[Dataset items]
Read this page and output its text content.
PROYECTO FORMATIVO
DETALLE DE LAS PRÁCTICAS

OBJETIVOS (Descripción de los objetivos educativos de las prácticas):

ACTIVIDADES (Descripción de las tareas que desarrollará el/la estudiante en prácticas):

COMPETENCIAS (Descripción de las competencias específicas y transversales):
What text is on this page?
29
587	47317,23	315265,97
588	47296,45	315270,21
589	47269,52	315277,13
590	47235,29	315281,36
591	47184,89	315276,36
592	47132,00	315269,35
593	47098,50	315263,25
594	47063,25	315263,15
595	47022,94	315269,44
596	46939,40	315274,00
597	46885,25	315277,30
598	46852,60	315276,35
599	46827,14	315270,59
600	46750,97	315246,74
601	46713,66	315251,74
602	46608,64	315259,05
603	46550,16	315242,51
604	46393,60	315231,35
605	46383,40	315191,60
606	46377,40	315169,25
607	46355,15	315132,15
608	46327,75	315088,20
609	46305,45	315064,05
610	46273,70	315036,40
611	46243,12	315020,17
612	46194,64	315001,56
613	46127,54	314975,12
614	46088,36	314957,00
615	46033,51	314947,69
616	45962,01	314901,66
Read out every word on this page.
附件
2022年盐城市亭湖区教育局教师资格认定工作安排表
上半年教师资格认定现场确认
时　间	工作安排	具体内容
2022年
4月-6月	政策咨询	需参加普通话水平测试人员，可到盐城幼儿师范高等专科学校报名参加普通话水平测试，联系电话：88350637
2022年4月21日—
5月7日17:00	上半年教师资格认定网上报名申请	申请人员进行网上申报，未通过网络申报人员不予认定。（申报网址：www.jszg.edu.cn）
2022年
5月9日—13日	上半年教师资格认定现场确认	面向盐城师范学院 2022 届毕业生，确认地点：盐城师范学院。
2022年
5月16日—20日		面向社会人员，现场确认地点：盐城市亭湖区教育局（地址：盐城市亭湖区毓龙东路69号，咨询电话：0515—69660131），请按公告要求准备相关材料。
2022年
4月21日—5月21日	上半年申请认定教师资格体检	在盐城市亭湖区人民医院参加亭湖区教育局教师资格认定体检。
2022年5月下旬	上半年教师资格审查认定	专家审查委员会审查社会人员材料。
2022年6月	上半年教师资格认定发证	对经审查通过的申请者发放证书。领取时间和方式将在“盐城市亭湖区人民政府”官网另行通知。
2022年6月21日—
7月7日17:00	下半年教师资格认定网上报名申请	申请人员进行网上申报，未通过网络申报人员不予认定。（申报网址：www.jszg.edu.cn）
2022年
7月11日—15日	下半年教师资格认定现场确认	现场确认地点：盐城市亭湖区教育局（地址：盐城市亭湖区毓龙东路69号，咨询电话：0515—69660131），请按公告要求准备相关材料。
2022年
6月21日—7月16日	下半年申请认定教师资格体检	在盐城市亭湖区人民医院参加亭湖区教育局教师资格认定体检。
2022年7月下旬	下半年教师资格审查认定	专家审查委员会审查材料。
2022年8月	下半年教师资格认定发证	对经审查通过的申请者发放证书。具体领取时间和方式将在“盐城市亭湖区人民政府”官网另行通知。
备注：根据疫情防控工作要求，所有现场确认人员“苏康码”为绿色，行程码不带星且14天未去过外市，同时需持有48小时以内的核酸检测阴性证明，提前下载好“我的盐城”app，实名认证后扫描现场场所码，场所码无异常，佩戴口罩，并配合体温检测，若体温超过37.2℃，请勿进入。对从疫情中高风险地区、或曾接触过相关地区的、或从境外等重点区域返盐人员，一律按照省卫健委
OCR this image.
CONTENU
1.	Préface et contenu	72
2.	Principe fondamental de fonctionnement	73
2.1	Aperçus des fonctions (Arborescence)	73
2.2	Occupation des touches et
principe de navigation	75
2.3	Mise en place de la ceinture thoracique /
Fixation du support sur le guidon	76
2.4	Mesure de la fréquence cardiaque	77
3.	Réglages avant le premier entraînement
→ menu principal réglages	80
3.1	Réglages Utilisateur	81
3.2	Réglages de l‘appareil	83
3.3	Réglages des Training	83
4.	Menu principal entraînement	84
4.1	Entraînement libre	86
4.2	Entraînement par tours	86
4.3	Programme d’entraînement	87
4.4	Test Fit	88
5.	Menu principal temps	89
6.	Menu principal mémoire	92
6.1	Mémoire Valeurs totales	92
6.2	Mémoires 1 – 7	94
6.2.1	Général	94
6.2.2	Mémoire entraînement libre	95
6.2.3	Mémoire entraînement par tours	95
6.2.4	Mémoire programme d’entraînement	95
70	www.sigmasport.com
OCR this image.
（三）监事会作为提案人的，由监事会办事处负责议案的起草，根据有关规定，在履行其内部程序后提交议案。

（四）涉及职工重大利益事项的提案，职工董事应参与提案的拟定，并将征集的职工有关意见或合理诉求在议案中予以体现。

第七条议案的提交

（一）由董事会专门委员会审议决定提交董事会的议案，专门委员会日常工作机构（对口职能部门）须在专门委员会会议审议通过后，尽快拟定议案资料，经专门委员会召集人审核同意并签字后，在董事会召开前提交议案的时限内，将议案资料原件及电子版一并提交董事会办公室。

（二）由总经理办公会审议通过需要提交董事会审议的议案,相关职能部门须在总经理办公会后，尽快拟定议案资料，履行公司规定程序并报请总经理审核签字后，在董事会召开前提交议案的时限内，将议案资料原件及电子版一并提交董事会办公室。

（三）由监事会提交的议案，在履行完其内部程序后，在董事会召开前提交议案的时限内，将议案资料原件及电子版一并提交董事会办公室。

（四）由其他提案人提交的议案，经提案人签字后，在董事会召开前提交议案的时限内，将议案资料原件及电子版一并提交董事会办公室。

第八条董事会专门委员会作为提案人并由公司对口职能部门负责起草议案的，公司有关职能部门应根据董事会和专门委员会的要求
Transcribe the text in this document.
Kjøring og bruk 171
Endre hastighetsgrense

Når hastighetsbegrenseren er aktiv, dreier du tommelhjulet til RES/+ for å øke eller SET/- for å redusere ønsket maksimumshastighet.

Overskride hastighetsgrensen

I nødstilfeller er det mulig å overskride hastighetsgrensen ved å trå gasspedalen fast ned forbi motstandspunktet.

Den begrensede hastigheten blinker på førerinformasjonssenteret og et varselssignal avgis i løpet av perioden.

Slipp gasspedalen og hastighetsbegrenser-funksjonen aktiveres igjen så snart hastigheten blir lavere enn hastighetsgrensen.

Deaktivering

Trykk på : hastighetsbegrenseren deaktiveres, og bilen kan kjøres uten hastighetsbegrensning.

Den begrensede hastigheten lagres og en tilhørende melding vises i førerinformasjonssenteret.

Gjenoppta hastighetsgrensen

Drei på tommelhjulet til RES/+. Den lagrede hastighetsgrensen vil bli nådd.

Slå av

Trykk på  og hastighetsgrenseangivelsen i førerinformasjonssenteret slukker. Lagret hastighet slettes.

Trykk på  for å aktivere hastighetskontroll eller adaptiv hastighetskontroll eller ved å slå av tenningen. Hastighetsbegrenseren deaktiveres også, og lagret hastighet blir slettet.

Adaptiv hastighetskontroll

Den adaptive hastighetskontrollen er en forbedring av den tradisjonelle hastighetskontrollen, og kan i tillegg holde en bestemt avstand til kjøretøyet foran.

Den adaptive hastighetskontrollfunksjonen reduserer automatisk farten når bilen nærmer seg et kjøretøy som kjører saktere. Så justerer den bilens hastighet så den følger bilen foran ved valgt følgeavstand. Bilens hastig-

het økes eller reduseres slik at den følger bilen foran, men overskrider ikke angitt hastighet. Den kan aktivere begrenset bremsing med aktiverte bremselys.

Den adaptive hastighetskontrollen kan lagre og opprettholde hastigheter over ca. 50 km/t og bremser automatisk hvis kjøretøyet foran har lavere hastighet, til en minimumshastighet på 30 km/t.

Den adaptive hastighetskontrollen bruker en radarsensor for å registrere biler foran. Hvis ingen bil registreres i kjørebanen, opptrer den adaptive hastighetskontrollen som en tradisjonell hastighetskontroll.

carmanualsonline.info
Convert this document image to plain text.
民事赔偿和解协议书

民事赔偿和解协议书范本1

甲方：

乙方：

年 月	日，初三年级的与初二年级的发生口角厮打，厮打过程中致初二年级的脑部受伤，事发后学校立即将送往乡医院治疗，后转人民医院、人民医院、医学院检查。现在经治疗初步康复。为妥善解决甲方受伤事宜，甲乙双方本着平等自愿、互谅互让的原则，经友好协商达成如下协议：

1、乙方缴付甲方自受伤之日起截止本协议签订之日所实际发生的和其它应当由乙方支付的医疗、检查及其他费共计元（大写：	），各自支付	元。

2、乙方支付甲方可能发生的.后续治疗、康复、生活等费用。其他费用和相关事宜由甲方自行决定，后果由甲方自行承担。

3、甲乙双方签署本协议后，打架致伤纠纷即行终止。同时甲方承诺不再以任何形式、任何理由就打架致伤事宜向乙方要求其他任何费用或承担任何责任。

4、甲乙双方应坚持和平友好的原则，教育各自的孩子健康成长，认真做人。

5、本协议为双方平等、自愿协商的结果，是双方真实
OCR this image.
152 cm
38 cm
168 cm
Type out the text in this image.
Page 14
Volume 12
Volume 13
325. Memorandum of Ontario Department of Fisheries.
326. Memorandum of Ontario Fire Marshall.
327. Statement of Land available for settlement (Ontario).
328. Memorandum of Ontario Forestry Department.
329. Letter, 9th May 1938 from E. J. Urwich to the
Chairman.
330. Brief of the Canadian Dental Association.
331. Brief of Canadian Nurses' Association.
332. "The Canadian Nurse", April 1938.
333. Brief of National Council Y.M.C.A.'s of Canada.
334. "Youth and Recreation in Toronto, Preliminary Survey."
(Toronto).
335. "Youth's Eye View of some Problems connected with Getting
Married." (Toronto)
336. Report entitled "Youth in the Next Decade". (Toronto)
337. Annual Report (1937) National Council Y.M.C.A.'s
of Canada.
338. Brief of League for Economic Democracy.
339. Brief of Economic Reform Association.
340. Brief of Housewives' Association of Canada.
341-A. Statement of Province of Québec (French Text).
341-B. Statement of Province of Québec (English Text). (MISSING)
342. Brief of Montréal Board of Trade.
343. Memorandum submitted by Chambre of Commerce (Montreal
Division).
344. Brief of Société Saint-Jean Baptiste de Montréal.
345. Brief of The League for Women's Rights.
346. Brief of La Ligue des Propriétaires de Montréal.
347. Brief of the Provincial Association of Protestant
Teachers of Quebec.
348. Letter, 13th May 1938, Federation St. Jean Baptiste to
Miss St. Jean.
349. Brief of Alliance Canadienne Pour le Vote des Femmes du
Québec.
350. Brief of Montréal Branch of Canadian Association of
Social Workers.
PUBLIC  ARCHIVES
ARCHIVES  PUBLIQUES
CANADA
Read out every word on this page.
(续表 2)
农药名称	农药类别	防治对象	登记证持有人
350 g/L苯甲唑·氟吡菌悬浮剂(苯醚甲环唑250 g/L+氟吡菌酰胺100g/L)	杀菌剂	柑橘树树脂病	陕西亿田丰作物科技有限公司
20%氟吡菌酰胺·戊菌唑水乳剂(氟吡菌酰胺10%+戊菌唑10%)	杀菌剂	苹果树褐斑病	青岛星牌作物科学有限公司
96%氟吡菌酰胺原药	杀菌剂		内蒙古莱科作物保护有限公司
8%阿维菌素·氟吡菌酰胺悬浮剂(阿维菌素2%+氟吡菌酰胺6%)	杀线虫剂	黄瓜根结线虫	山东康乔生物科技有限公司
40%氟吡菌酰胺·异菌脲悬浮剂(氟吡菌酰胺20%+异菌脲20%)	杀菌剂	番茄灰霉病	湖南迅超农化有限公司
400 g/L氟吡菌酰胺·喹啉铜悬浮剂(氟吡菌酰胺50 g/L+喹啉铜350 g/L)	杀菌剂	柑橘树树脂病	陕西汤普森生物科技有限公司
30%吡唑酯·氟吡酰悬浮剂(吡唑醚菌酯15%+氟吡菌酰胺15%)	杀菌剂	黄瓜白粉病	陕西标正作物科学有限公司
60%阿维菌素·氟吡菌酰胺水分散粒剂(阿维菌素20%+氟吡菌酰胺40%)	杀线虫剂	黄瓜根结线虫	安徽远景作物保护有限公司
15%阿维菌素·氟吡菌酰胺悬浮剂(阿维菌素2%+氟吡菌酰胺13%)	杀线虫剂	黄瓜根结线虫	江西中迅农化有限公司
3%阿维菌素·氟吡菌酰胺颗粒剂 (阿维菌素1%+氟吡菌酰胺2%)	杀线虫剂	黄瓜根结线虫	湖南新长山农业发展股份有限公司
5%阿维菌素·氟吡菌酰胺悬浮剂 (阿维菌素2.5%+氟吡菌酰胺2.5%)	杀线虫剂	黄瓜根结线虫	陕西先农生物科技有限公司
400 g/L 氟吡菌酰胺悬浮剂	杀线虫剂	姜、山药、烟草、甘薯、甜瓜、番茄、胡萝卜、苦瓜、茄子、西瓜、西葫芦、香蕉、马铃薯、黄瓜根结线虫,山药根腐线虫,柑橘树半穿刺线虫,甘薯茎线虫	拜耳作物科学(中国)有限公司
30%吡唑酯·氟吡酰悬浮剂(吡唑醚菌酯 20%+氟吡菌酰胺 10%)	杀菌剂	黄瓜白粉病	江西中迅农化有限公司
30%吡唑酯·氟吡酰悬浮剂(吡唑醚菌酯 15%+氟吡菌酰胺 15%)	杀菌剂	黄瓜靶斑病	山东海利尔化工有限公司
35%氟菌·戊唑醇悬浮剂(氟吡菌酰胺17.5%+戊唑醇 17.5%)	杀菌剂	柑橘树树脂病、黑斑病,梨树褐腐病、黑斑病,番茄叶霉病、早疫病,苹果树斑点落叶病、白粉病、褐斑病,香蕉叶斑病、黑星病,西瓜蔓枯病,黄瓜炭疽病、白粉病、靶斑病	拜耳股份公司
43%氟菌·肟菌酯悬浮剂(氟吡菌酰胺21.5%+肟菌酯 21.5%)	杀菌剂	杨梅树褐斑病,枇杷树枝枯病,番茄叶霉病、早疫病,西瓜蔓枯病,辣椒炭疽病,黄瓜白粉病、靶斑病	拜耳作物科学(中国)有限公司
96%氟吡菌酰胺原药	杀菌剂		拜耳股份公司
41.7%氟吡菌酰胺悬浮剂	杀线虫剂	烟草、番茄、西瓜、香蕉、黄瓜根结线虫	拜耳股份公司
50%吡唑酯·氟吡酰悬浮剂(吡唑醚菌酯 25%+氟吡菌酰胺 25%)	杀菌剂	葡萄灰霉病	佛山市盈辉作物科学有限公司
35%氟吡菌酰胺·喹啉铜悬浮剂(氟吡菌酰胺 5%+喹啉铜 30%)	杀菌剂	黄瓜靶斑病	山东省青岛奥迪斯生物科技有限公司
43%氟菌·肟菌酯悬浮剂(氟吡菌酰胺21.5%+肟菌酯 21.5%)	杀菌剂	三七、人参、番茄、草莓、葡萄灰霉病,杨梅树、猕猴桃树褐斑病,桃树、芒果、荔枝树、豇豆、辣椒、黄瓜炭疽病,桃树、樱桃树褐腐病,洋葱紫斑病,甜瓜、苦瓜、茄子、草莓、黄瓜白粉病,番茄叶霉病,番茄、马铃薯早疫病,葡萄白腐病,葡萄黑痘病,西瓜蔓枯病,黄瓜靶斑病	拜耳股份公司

§ **Work to be completed**
Find the word "tommelhjulet" and list each line it appears in.

§ **The response**
Når hastighetsbegrenseren er aktiv, dreier du tommelhjulet til RES/+ for å øke eller SET/- for å redusere ønsket maksimumshastighet.
Drei på tommelhjulet til RES/+. Den lagrede hastighetsgrensen vil bli nådd.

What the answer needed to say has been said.